Input:
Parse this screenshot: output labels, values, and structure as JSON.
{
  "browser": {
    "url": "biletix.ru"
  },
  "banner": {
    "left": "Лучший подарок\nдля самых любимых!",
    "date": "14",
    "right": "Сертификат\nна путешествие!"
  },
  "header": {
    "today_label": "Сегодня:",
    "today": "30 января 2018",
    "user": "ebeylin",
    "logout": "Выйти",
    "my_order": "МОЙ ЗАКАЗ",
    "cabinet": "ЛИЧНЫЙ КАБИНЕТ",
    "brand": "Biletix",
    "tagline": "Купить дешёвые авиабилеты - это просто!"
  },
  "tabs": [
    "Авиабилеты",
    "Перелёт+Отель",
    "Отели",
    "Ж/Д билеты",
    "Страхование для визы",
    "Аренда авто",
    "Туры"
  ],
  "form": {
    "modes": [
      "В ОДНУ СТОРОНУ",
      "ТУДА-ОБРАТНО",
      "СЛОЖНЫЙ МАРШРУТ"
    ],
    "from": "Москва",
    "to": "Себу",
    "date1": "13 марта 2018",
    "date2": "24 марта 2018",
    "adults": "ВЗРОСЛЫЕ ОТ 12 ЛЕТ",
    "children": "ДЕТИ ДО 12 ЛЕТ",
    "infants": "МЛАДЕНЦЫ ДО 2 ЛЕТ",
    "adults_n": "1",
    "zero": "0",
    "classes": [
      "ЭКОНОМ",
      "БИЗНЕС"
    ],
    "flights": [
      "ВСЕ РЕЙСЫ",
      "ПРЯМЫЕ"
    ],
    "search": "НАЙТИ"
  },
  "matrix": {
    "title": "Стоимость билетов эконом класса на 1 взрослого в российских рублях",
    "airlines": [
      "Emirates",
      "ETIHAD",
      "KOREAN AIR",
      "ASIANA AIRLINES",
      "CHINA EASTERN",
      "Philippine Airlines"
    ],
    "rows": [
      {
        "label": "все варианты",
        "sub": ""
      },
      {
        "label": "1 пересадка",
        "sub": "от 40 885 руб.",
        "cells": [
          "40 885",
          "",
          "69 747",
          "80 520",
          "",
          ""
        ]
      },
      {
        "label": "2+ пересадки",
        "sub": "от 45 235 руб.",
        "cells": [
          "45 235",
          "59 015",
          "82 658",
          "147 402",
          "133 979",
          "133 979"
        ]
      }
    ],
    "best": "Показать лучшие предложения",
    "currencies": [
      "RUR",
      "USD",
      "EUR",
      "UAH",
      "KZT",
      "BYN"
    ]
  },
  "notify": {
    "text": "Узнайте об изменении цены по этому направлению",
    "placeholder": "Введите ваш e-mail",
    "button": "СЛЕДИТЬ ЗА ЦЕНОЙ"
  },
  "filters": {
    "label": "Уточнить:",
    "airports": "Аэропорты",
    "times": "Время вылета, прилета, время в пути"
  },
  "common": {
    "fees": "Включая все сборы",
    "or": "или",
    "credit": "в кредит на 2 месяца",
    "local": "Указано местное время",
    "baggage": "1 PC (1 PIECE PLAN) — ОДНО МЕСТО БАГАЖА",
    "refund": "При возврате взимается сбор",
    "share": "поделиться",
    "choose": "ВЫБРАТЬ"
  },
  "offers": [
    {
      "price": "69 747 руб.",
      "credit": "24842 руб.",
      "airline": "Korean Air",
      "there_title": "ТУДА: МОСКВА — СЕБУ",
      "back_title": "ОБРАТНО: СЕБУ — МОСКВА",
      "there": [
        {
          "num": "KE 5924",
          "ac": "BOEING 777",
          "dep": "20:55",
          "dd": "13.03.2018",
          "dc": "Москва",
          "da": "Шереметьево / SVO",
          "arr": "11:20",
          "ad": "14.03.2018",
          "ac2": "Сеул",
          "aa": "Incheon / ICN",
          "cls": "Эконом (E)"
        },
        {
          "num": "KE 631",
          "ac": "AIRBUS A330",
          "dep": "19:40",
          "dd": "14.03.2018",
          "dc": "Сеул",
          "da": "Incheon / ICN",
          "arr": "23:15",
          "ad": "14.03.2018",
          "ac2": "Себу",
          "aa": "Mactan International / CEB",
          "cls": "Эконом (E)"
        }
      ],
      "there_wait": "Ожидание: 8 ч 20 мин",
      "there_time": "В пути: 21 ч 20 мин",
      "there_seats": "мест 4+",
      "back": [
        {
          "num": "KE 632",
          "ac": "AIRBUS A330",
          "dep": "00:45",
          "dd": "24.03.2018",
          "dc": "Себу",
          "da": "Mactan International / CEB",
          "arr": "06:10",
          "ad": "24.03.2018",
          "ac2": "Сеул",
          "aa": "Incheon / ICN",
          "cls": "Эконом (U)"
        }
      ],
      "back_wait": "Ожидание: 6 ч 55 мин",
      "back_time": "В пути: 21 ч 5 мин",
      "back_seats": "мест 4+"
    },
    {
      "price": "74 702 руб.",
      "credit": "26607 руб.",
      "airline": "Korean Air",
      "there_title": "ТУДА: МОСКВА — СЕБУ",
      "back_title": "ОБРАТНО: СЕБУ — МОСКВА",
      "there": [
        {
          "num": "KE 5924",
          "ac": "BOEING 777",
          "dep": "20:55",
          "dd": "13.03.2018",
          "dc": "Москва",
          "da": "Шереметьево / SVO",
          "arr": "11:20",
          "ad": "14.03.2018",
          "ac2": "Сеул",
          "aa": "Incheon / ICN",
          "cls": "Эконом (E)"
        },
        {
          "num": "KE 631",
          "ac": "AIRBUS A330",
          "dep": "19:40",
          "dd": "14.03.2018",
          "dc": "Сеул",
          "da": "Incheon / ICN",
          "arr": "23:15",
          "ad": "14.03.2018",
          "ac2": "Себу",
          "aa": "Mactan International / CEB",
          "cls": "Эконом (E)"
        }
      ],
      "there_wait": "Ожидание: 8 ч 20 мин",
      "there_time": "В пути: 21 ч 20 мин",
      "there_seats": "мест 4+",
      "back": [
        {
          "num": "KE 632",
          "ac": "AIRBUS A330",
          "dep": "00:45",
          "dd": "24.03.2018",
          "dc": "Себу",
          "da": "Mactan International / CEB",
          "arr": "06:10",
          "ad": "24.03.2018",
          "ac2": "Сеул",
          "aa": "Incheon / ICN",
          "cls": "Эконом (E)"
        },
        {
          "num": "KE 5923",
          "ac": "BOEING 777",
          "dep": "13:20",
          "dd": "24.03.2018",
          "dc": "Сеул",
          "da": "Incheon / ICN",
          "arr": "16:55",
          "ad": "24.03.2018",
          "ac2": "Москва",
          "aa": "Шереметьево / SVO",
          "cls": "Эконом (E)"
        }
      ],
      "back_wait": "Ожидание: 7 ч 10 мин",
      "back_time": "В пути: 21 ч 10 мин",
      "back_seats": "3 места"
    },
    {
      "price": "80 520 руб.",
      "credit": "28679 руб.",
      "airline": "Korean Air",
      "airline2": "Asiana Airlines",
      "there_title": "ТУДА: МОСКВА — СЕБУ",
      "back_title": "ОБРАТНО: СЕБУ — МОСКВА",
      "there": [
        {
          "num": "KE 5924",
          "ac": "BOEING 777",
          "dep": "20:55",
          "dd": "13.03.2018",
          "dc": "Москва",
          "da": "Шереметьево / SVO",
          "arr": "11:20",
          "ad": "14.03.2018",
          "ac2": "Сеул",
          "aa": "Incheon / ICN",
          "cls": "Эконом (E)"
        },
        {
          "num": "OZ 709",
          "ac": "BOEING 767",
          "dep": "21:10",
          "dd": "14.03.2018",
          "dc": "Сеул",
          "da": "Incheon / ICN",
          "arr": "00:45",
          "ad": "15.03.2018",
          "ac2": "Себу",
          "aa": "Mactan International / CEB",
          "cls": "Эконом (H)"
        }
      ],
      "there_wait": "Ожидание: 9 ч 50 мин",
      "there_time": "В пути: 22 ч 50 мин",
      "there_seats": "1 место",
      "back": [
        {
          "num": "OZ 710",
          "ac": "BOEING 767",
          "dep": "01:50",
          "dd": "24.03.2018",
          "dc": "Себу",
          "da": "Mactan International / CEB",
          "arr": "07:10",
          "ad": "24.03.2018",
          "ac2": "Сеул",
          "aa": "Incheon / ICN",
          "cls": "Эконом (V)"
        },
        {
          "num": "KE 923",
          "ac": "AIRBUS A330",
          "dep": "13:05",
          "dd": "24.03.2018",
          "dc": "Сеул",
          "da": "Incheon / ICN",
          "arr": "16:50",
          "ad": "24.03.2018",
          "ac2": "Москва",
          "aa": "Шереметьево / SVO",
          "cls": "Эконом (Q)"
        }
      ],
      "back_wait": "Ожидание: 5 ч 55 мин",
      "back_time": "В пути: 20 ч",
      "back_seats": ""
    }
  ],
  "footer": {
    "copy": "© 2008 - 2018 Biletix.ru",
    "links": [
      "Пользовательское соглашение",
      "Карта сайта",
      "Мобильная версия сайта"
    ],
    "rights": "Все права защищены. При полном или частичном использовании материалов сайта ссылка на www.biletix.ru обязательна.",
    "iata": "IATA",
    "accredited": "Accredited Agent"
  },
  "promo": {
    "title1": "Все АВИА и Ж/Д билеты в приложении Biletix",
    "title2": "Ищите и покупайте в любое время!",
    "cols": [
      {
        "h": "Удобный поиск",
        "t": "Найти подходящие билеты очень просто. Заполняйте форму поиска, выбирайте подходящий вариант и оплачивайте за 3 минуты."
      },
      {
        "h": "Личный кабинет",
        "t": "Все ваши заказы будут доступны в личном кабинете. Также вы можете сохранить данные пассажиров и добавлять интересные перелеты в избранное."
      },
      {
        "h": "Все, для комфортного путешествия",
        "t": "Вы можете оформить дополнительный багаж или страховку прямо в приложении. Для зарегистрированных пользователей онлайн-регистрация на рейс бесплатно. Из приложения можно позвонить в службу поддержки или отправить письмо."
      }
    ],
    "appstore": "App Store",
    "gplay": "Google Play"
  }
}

Task to complete:
Search the listing for the string "сайта". Copy each line where it turns up.

Exercise result:
      "Карта сайта",
      "Мобильная версия сайта"
    "rights": "Все права защищены. При полном или частичном использовании материалов сайта ссылка на www.biletix.ru обязательна.",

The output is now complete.